Set problem: Below is a listing; write it out exactly and drop any images from it.

Information supplied:
◆ ◆ ◆ ◆ ◆ ◆ ◆

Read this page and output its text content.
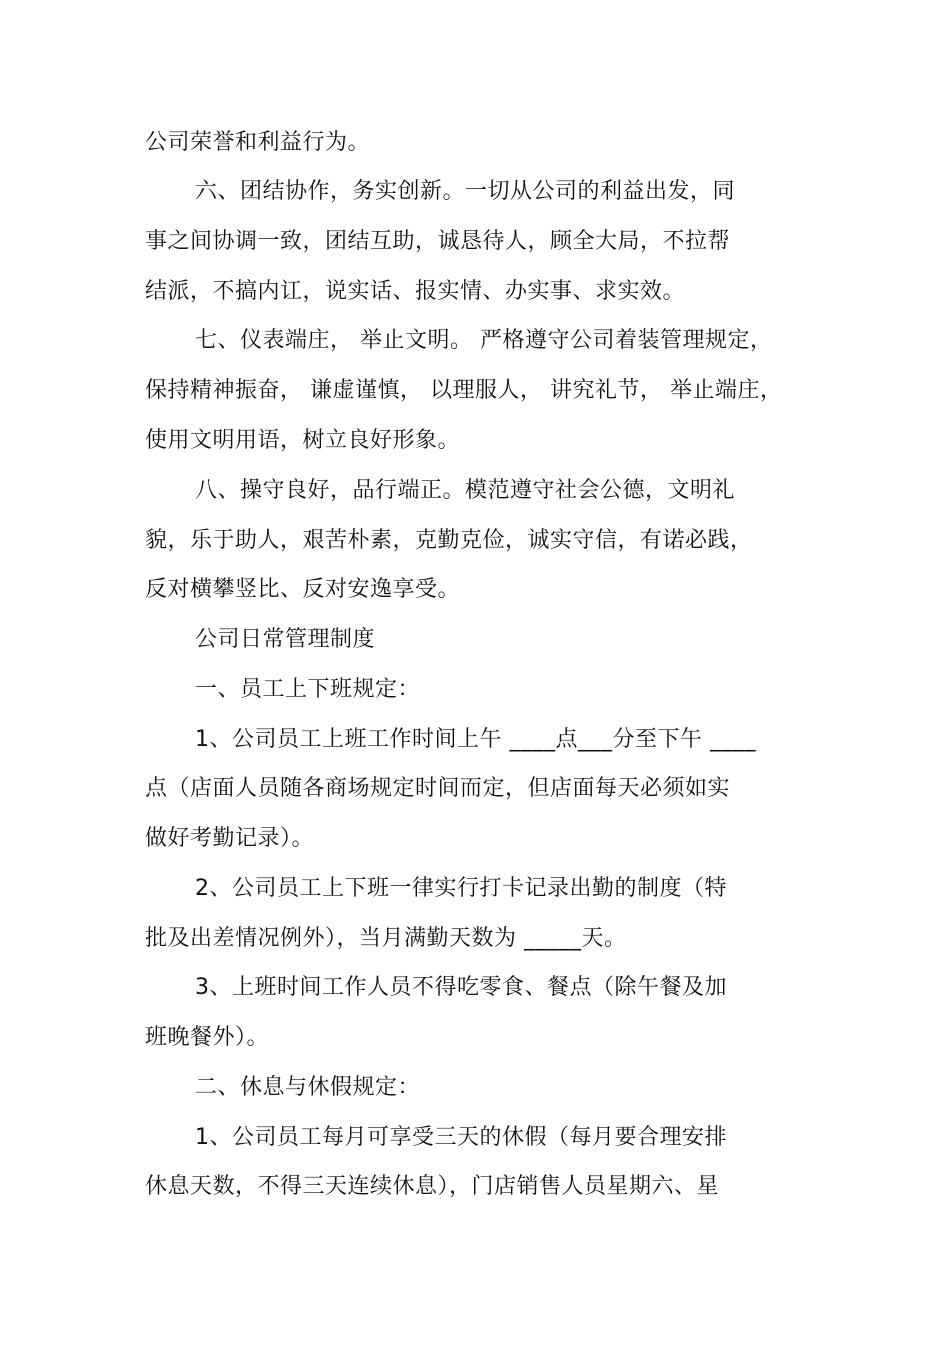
公司荣誉和利益行为。
六、团结协作，务实创新。一切从公司的利益出发，同
事之间协调一致，团结互助，诚恳待人，顾全大局，不拉帮
结派，不搞内讧，说实话、报实情、办实事、求实效。
七、仪表端庄， 举止文明。 严格遵守公司着装管理规定，
保持精神振奋， 谦虚谨慎， 以理服人， 讲究礼节， 举止端庄，
使用文明用语，树立良好形象。
八、操守良好，品行端正。模范遵守社会公德，文明礼
貌，乐于助人，艰苦朴素，克勤克俭，诚实守信，有诺必践，
反对横攀竖比、反对安逸享受。
公司日常管理制度
一、员工上下班规定：
1、公司员工上班工作时间上午 ____点___分至下午 ____
点（店面人员随各商场规定时间而定，但店面每天必须如实
做好考勤记录）。
2、公司员工上下班一律实行打卡记录出勤的制度（特
批及出差情况例外），当月满勤天数为 _____天。
3、上班时间工作人员不得吃零食、餐点（除午餐及加
班晚餐外）。
二、休息与休假规定：
1、公司员工每月可享受三天的休假（每月要合理安排
休息天数，不得三天连续休息），门店销售人员星期六、星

◆ ◆ ◆ ◆ ◆ ◆ ◆

Full output:
Read this page and output its text content.
公司荣誉和利益行为。
六、团结协作，务实创新。一切从公司的利益出发，同
事之间协调一致，团结互助，诚恳待人，顾全大局，不拉帮
结派，不搞内讧，说实话、报实情、办实事、求实效。
七、仪表端庄， 举止文明。 严格遵守公司着装管理规定，
保持精神振奋， 谦虚谨慎， 以理服人， 讲究礼节， 举止端庄，
使用文明用语，树立良好形象。
八、操守良好，品行端正。模范遵守社会公德，文明礼
貌，乐于助人，艰苦朴素，克勤克俭，诚实守信，有诺必践，
反对横攀竖比、反对安逸享受。
公司日常管理制度
一、员工上下班规定：
1、公司员工上班工作时间上午 ____点___分至下午 ____
点（店面人员随各商场规定时间而定，但店面每天必须如实
做好考勤记录）。
2、公司员工上下班一律实行打卡记录出勤的制度（特
批及出差情况例外），当月满勤天数为 _____天。
3、上班时间工作人员不得吃零食、餐点（除午餐及加
班晚餐外）。
二、休息与休假规定：
1、公司员工每月可享受三天的休假（每月要合理安排
休息天数，不得三天连续休息），门店销售人员星期六、星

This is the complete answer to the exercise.